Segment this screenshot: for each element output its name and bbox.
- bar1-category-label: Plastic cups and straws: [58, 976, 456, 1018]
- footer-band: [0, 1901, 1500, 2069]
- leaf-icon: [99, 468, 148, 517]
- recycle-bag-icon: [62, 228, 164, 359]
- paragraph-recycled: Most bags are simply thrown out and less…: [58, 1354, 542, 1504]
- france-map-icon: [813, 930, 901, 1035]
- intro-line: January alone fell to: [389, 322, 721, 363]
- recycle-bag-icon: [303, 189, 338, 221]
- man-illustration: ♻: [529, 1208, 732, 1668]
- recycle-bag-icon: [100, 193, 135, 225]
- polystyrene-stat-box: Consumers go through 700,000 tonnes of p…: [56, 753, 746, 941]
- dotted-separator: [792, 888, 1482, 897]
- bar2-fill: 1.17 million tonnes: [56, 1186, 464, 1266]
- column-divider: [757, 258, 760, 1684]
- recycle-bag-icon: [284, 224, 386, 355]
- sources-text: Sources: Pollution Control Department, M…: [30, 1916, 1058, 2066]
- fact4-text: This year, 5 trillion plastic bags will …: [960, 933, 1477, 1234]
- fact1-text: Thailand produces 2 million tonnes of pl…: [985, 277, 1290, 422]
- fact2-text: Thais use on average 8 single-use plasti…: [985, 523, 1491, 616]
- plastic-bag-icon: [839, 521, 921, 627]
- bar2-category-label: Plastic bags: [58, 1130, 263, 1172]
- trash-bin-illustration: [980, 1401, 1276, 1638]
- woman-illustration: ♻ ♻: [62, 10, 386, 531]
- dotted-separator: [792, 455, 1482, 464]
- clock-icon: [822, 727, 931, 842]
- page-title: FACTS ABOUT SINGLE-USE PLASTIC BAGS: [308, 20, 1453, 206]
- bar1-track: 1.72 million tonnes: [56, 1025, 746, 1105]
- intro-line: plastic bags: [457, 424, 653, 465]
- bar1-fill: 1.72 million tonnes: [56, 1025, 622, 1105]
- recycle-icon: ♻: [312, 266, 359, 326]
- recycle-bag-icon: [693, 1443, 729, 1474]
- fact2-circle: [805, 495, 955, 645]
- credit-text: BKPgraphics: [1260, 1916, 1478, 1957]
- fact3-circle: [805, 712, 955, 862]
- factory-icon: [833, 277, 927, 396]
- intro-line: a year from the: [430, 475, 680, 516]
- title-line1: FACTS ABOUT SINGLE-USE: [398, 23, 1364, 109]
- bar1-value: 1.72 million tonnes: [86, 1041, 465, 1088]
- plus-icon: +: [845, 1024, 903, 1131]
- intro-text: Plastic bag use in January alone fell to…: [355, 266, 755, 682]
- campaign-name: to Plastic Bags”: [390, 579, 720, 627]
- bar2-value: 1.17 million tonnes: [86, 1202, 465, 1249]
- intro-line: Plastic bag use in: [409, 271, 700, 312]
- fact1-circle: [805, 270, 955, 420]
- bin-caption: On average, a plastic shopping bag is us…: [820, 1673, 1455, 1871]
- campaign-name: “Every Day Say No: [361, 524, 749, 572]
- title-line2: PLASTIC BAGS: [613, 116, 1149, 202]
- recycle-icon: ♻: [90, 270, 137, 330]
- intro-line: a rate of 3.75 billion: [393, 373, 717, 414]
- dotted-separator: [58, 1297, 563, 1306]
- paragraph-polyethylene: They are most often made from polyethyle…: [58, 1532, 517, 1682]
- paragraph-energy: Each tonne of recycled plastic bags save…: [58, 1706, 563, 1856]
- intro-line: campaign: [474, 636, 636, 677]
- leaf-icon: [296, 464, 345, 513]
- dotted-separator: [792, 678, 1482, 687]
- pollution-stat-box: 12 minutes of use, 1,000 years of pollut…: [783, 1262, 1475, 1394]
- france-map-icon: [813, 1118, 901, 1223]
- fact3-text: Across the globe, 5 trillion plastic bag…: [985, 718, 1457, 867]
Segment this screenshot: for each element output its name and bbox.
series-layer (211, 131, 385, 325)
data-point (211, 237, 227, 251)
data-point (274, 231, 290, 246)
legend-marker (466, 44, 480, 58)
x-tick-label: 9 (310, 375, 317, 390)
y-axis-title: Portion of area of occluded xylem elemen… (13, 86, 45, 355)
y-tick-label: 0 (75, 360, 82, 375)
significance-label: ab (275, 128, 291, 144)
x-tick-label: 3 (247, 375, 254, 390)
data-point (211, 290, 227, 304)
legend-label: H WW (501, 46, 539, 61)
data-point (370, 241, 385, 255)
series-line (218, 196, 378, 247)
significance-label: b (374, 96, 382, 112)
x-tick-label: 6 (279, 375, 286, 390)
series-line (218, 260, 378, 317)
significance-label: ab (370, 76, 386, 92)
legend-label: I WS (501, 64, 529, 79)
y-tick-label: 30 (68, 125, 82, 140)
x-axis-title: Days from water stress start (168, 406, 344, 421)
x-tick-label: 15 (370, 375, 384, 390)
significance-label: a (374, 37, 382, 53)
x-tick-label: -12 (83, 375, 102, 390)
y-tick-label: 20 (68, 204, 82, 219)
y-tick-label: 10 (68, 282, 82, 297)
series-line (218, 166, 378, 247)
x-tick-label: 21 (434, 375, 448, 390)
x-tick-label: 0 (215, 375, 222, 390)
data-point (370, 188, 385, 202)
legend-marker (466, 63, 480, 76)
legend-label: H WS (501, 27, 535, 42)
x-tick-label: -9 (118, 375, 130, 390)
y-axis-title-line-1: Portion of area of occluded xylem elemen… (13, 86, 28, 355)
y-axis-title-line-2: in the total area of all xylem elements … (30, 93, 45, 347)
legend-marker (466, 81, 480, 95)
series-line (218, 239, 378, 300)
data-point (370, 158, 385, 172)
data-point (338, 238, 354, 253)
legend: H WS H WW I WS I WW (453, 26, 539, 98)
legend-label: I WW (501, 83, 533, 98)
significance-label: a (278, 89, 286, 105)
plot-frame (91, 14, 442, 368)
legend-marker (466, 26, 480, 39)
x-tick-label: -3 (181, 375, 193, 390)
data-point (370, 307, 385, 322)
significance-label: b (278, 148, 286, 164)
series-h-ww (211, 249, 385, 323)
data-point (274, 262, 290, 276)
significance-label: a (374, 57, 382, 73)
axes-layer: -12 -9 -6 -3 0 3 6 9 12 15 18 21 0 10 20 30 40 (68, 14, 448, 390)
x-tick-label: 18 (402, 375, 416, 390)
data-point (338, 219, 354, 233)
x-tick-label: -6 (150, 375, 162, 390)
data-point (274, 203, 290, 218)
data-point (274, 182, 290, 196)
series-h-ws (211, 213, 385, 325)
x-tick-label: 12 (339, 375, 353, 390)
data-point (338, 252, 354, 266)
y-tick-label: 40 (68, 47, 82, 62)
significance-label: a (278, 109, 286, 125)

___

▸ **Brief**:
Copy out all of the data above line for line, changing nothing.

▸ **Written response**:
Segment this screenshot: for each element output its name and bbox.
- bar1-category-label: Plastic cups and straws: [58, 976, 456, 1018]
- footer-band: [0, 1901, 1500, 2069]
- leaf-icon: [99, 468, 148, 517]
- recycle-bag-icon: [62, 228, 164, 359]
- paragraph-recycled: Most bags are simply thrown out and less…: [58, 1354, 542, 1504]
- france-map-icon: [813, 930, 901, 1035]
- intro-line: January alone fell to: [389, 322, 721, 363]
- recycle-bag-icon: [303, 189, 338, 221]
- man-illustration: ♻: [529, 1208, 732, 1668]
- recycle-bag-icon: [100, 193, 135, 225]
- polystyrene-stat-box: Consumers go through 700,000 tonnes of p…: [56, 753, 746, 941]
- dotted-separator: [792, 888, 1482, 897]
- bar2-fill: 1.17 million tonnes: [56, 1186, 464, 1266]
- column-divider: [757, 258, 760, 1684]
- recycle-bag-icon: [284, 224, 386, 355]
- sources-text: Sources: Pollution Control Department, M…: [30, 1916, 1058, 2066]
- fact4-text: This year, 5 trillion plastic bags will …: [960, 933, 1477, 1234]
- fact1-text: Thailand produces 2 million tonnes of pl…: [985, 277, 1290, 422]
- fact2-text: Thais use on average 8 single-use plasti…: [985, 523, 1491, 616]
- plastic-bag-icon: [839, 521, 921, 627]
- bar2-category-label: Plastic bags: [58, 1130, 263, 1172]
- trash-bin-illustration: [980, 1401, 1276, 1638]
- woman-illustration: ♻ ♻: [62, 10, 386, 531]
- dotted-separator: [792, 455, 1482, 464]
- clock-icon: [822, 727, 931, 842]
- page-title: FACTS ABOUT SINGLE-USE PLASTIC BAGS: [308, 20, 1453, 206]
- bar1-track: 1.72 million tonnes: [56, 1025, 746, 1105]
- intro-line: plastic bags: [457, 424, 653, 465]
- bar1-fill: 1.72 million tonnes: [56, 1025, 622, 1105]
- recycle-icon: ♻: [312, 266, 359, 326]
- recycle-bag-icon: [693, 1443, 729, 1474]
- fact2-circle: [805, 495, 955, 645]
- credit-text: BKPgraphics: [1260, 1916, 1478, 1957]
- fact3-circle: [805, 712, 955, 862]
- factory-icon: [833, 277, 927, 396]
- intro-line: a year from the: [430, 475, 680, 516]
- title-line1: FACTS ABOUT SINGLE-USE: [398, 23, 1364, 109]
- bar1-value: 1.72 million tonnes: [86, 1041, 465, 1088]
- plus-icon: +: [845, 1024, 903, 1131]
- intro-text: Plastic bag use in January alone fell to…: [355, 266, 755, 682]
- campaign-name: to Plastic Bags”: [390, 579, 720, 627]
- bar2-value: 1.17 million tonnes: [86, 1202, 465, 1249]
- intro-line: Plastic bag use in: [409, 271, 700, 312]
- fact1-circle: [805, 270, 955, 420]
- bin-caption: On average, a plastic shopping bag is us…: [820, 1673, 1455, 1871]
- campaign-name: “Every Day Say No: [361, 524, 749, 572]
- title-line2: PLASTIC BAGS: [613, 116, 1149, 202]
- recycle-icon: ♻: [90, 270, 137, 330]
- intro-line: a rate of 3.75 billion: [393, 373, 717, 414]
- dotted-separator: [58, 1297, 563, 1306]
- paragraph-polyethylene: They are most often made from polyethyle…: [58, 1532, 517, 1682]
- paragraph-energy: Each tonne of recycled plastic bags save…: [58, 1706, 563, 1856]
- intro-line: campaign: [474, 636, 636, 677]
- leaf-icon: [296, 464, 345, 513]
- dotted-separator: [792, 678, 1482, 687]
- pollution-stat-box: 12 minutes of use, 1,000 years of pollut…: [783, 1262, 1475, 1394]
- france-map-icon: [813, 1118, 901, 1223]
- fact3-text: Across the globe, 5 trillion plastic bag…: [985, 718, 1457, 867]
Segment this screenshot: for each element output its name and bbox.
series-layer (211, 131, 385, 325)
data-point (211, 237, 227, 251)
data-point (274, 231, 290, 246)
legend-marker (466, 44, 480, 58)
x-tick-label: 9 (310, 375, 317, 390)
y-axis-title: Portion of area of occluded xylem elemen… (13, 86, 45, 355)
y-tick-label: 0 (75, 360, 82, 375)
significance-label: ab (275, 128, 291, 144)
x-tick-label: 3 (247, 375, 254, 390)
data-point (211, 290, 227, 304)
legend-label: H WW (501, 46, 539, 61)
data-point (370, 241, 385, 255)
series-line (218, 196, 378, 247)
significance-label: b (374, 96, 382, 112)
x-tick-label: 6 (279, 375, 286, 390)
series-line (218, 260, 378, 317)
significance-label: ab (370, 76, 386, 92)
legend-label: I WS (501, 64, 529, 79)
y-tick-label: 30 (68, 125, 82, 140)
x-axis-title: Days from water stress start (168, 406, 344, 421)
x-tick-label: 15 (370, 375, 384, 390)
significance-label: a (374, 37, 382, 53)
x-tick-label: -12 (83, 375, 102, 390)
y-tick-label: 20 (68, 204, 82, 219)
y-tick-label: 10 (68, 282, 82, 297)
series-line (218, 166, 378, 247)
x-tick-label: 21 (434, 375, 448, 390)
x-tick-label: 0 (215, 375, 222, 390)
data-point (370, 188, 385, 202)
legend-marker (466, 63, 480, 76)
legend-label: H WS (501, 27, 535, 42)
x-tick-label: -9 (118, 375, 130, 390)
y-axis-title-line-1: Portion of area of occluded xylem elemen… (13, 86, 28, 355)
y-axis-title-line-2: in the total area of all xylem elements … (30, 93, 45, 347)
legend-marker (466, 81, 480, 95)
series-line (218, 239, 378, 300)
data-point (370, 158, 385, 172)
data-point (338, 238, 354, 253)
legend: H WS H WW I WS I WW (453, 26, 539, 98)
legend-label: I WW (501, 83, 533, 98)
significance-label: a (278, 89, 286, 105)
plot-frame (91, 14, 442, 368)
legend-marker (466, 26, 480, 39)
x-tick-label: -3 (181, 375, 193, 390)
data-point (370, 307, 385, 322)
significance-label: b (278, 148, 286, 164)
series-h-ww (211, 249, 385, 323)
data-point (274, 262, 290, 276)
significance-label: a (374, 57, 382, 73)
axes-layer: -12 -9 -6 -3 0 3 6 9 12 15 18 21 0 10 20 30 40 (68, 14, 448, 390)
x-tick-label: 18 (402, 375, 416, 390)
data-point (338, 219, 354, 233)
x-tick-label: -6 (150, 375, 162, 390)
data-point (274, 203, 290, 218)
data-point (274, 182, 290, 196)
series-h-ws (211, 213, 385, 325)
x-tick-label: 12 (339, 375, 353, 390)
data-point (338, 252, 354, 266)
y-tick-label: 40 (68, 47, 82, 62)
significance-label: a (278, 109, 286, 125)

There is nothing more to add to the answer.